-- Directions --
Transcribe all of the records precisely as they are presented.

Records that describe figures:

┌────────

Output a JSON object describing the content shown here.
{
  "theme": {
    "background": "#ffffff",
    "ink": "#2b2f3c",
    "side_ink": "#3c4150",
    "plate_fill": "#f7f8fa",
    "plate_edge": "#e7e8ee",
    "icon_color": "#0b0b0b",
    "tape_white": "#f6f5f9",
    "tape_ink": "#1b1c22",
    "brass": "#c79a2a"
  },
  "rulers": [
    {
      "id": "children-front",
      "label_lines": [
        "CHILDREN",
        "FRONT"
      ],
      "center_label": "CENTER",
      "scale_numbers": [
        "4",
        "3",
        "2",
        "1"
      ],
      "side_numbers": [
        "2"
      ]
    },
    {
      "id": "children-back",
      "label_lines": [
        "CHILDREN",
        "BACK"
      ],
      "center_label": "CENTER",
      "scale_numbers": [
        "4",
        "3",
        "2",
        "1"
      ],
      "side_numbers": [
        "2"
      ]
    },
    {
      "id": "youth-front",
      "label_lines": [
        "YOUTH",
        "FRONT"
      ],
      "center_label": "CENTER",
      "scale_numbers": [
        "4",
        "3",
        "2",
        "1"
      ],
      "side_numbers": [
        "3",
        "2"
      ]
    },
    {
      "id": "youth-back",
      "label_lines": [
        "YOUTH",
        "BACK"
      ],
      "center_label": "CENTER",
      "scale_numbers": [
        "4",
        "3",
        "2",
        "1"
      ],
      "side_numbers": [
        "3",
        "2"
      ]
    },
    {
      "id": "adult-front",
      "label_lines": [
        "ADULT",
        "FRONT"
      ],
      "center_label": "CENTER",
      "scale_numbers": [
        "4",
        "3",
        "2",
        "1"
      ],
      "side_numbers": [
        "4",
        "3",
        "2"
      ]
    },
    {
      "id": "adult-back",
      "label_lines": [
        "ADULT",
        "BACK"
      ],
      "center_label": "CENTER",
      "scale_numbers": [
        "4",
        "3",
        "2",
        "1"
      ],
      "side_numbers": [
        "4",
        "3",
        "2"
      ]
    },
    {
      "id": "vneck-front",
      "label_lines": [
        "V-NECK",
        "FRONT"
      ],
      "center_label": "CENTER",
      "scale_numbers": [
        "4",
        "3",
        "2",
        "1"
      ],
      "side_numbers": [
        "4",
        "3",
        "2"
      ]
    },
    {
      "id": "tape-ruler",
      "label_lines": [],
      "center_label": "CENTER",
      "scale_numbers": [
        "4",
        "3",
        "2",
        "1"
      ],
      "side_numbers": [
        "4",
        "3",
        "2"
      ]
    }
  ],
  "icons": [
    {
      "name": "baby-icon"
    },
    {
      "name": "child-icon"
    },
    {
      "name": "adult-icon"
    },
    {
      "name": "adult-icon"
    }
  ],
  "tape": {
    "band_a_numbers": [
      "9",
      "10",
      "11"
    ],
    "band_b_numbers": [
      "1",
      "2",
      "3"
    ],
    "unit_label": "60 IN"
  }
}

└────────

-- Result of this task --
Output a JSON object describing the content shown here.
{
  "theme": {
    "background": "#ffffff",
    "ink": "#2b2f3c",
    "side_ink": "#3c4150",
    "plate_fill": "#f7f8fa",
    "plate_edge": "#e7e8ee",
    "icon_color": "#0b0b0b",
    "tape_white": "#f6f5f9",
    "tape_ink": "#1b1c22",
    "brass": "#c79a2a"
  },
  "rulers": [
    {
      "id": "children-front",
      "label_lines": [
        "CHILDREN",
        "FRONT"
      ],
      "center_label": "CENTER",
      "scale_numbers": [
        "4",
        "3",
        "2",
        "1"
      ],
      "side_numbers": [
        "2"
      ]
    },
    {
      "id": "children-back",
      "label_lines": [
        "CHILDREN",
        "BACK"
      ],
      "center_label": "CENTER",
      "scale_numbers": [
        "4",
        "3",
        "2",
        "1"
      ],
      "side_numbers": [
        "2"
      ]
    },
    {
      "id": "youth-front",
      "label_lines": [
        "YOUTH",
        "FRONT"
      ],
      "center_label": "CENTER",
      "scale_numbers": [
        "4",
        "3",
        "2",
        "1"
      ],
      "side_numbers": [
        "3",
        "2"
      ]
    },
    {
      "id": "youth-back",
      "label_lines": [
        "YOUTH",
        "BACK"
      ],
      "center_label": "CENTER",
      "scale_numbers": [
        "4",
        "3",
        "2",
        "1"
      ],
      "side_numbers": [
        "3",
        "2"
      ]
    },
    {
      "id": "adult-front",
      "label_lines": [
        "ADULT",
        "FRONT"
      ],
      "center_label": "CENTER",
      "scale_numbers": [
        "4",
        "3",
        "2",
        "1"
      ],
      "side_numbers": [
        "4",
        "3",
        "2"
      ]
    },
    {
      "id": "adult-back",
      "label_lines": [
        "ADULT",
        "BACK"
      ],
      "center_label": "CENTER",
      "scale_numbers": [
        "4",
        "3",
        "2",
        "1"
      ],
      "side_numbers": [
        "4",
        "3",
        "2"
      ]
    },
    {
      "id": "vneck-front",
      "label_lines": [
        "V-NECK",
        "FRONT"
      ],
      "center_label": "CENTER",
      "scale_numbers": [
        "4",
        "3",
        "2",
        "1"
      ],
      "side_numbers": [
        "4",
        "3",
        "2"
      ]
    },
    {
      "id": "tape-ruler",
      "label_lines": [],
      "center_label": "CENTER",
      "scale_numbers": [
        "4",
        "3",
        "2",
        "1"
      ],
      "side_numbers": [
        "4",
        "3",
        "2"
      ]
    }
  ],
  "icons": [
    {
      "name": "baby-icon"
    },
    {
      "name": "child-icon"
    },
    {
      "name": "adult-icon"
    },
    {
      "name": "adult-icon"
    }
  ],
  "tape": {
    "band_a_numbers": [
      "9",
      "10",
      "11"
    ],
    "band_b_numbers": [
      "1",
      "2",
      "3"
    ],
    "unit_label": "60 IN"
  }
}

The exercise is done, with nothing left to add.